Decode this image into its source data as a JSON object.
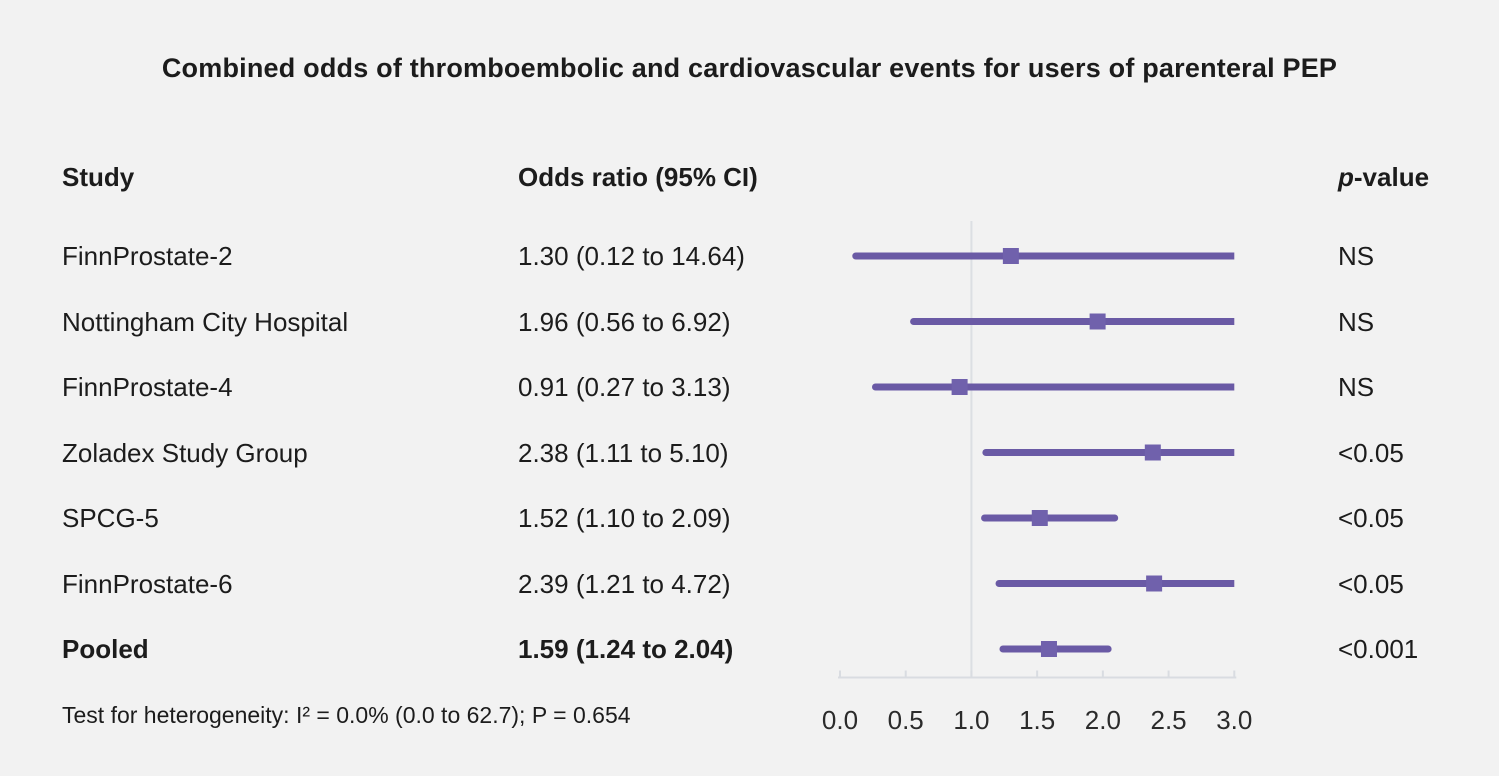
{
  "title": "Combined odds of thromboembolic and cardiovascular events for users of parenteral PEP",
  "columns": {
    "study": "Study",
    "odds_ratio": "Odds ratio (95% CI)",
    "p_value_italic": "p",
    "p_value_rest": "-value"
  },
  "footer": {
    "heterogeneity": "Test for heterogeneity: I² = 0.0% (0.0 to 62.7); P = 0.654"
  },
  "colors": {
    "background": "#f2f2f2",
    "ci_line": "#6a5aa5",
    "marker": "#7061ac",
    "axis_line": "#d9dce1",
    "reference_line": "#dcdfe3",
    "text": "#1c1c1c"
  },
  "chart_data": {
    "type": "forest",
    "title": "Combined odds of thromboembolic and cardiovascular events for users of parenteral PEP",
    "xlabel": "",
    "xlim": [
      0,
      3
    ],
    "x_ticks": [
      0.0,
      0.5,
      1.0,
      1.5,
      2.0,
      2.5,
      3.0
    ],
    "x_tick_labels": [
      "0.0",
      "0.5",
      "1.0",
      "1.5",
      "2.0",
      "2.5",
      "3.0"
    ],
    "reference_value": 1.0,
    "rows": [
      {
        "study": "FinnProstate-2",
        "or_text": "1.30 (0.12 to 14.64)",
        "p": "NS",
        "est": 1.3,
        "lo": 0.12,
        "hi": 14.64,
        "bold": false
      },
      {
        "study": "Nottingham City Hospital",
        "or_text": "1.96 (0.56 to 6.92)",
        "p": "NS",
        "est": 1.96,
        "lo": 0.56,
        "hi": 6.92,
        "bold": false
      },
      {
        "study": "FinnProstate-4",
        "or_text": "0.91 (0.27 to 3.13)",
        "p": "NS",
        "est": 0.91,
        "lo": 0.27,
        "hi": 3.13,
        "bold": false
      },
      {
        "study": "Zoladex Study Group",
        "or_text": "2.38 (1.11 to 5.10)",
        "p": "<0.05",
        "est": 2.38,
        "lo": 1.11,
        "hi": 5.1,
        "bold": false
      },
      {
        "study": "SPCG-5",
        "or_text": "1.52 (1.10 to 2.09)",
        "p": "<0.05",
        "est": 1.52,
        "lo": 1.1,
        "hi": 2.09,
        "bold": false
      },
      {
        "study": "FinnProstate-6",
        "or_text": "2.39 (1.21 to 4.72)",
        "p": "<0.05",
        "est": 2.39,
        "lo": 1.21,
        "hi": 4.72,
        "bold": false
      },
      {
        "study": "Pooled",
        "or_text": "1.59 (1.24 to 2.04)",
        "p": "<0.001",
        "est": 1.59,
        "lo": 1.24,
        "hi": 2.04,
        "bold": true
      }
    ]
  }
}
---
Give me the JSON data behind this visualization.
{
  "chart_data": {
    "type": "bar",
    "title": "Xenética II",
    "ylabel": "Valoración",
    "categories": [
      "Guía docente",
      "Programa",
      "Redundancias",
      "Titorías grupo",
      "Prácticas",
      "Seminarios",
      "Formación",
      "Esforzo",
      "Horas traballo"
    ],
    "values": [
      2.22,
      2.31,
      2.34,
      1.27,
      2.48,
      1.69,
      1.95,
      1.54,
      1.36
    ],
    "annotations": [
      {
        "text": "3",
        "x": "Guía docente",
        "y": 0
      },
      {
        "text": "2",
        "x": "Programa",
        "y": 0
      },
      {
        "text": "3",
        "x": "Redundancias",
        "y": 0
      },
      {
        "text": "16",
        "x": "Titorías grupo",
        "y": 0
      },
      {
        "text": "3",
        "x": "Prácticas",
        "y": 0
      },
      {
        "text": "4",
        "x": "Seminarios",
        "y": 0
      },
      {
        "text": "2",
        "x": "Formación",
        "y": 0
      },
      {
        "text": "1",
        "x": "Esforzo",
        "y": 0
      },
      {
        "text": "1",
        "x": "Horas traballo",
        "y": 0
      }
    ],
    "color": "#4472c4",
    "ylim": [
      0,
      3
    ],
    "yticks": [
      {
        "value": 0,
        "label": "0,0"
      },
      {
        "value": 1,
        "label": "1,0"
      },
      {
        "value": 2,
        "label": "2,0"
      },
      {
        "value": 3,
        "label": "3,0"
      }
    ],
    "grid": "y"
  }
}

— WHAT NEEDS TO BE DONE —
Scan the material above and determine how many lines include the word "FinnProstate"; report only the number.

— RESPONSE —
3